Exercise prompt: Pull out each line of the records holding the string "Hyundai".

--------------------------------------------------

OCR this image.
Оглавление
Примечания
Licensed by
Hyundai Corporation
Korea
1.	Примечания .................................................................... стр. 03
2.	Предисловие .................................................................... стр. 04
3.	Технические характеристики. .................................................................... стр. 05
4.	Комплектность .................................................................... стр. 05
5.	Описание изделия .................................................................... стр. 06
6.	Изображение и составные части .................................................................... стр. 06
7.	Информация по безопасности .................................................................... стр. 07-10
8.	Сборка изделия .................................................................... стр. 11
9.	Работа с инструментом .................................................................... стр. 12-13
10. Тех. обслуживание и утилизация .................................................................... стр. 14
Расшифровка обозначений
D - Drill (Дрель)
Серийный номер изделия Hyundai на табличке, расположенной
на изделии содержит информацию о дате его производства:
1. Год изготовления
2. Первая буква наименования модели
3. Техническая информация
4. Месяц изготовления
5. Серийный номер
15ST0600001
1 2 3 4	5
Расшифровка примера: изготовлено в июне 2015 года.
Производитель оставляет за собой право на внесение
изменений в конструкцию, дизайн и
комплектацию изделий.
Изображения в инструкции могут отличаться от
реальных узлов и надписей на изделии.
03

--------------------------------------------------

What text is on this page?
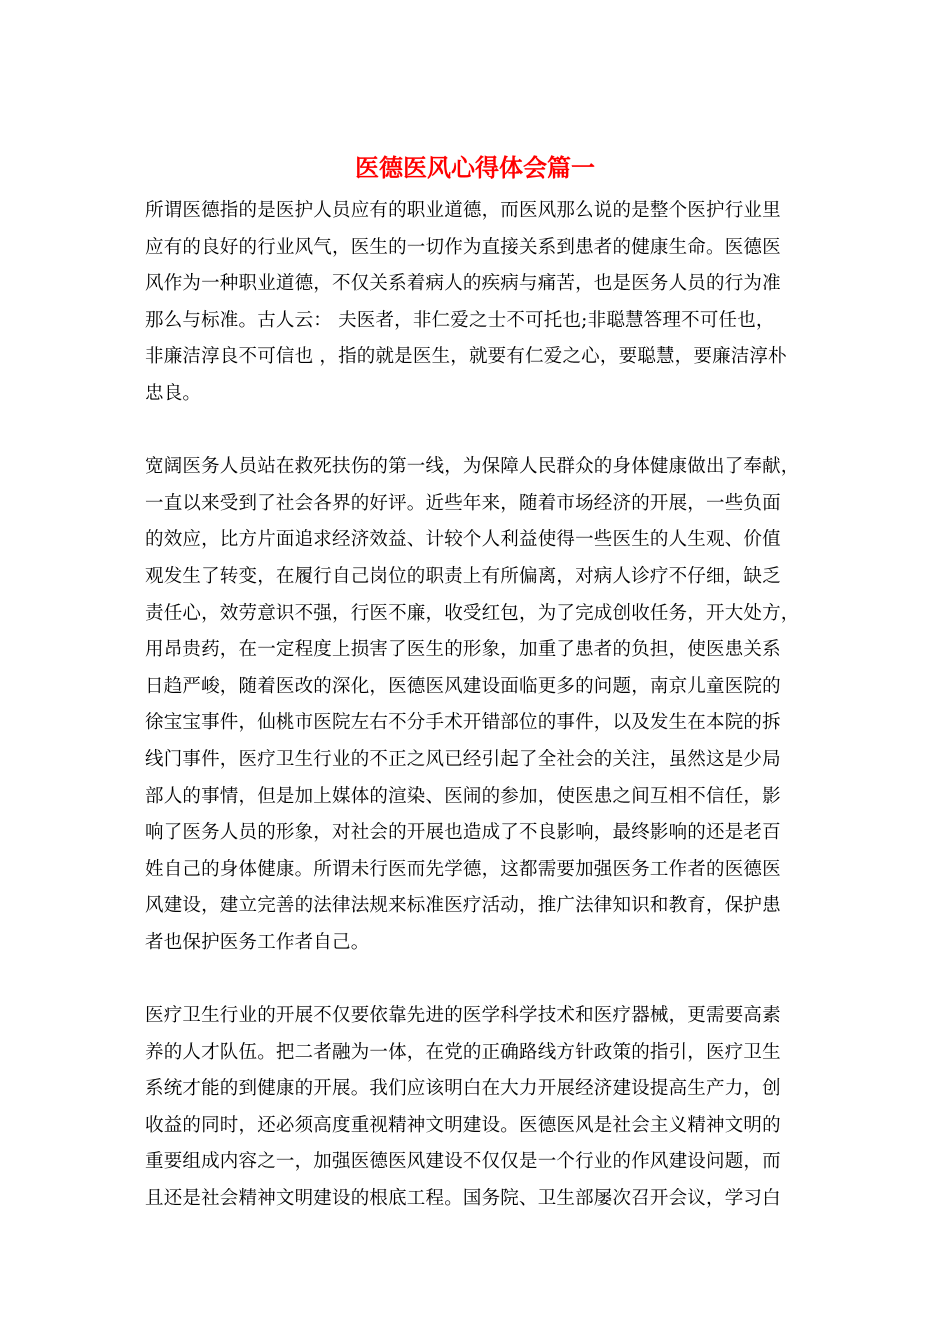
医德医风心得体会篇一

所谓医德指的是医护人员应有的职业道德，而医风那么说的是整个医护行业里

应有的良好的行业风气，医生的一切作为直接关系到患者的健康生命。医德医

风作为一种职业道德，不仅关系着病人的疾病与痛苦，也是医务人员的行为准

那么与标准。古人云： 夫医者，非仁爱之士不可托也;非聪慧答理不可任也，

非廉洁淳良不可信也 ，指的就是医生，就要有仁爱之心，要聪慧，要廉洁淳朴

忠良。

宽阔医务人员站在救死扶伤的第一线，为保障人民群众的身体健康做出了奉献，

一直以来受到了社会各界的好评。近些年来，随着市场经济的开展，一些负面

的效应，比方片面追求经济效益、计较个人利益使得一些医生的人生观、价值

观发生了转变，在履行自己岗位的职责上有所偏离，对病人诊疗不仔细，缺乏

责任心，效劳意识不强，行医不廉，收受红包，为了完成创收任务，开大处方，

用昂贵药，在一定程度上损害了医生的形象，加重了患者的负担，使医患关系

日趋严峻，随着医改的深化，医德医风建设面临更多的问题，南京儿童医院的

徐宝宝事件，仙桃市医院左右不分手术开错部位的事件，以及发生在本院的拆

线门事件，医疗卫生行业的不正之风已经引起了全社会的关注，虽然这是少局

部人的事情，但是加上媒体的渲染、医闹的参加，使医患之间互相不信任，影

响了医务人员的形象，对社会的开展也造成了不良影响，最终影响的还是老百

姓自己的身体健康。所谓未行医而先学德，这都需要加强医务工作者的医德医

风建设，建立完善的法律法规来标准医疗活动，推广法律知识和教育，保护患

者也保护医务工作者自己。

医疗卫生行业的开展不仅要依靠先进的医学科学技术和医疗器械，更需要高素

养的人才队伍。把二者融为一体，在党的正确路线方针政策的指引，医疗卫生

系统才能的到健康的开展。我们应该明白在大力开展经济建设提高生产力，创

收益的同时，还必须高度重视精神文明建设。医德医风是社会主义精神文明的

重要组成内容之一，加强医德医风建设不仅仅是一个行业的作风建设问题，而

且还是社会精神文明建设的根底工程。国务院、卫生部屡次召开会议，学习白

--------------------------------------------------

Task output:
Hyundai Corporation
Серийный номер изделия Hyundai на табличке, расположенной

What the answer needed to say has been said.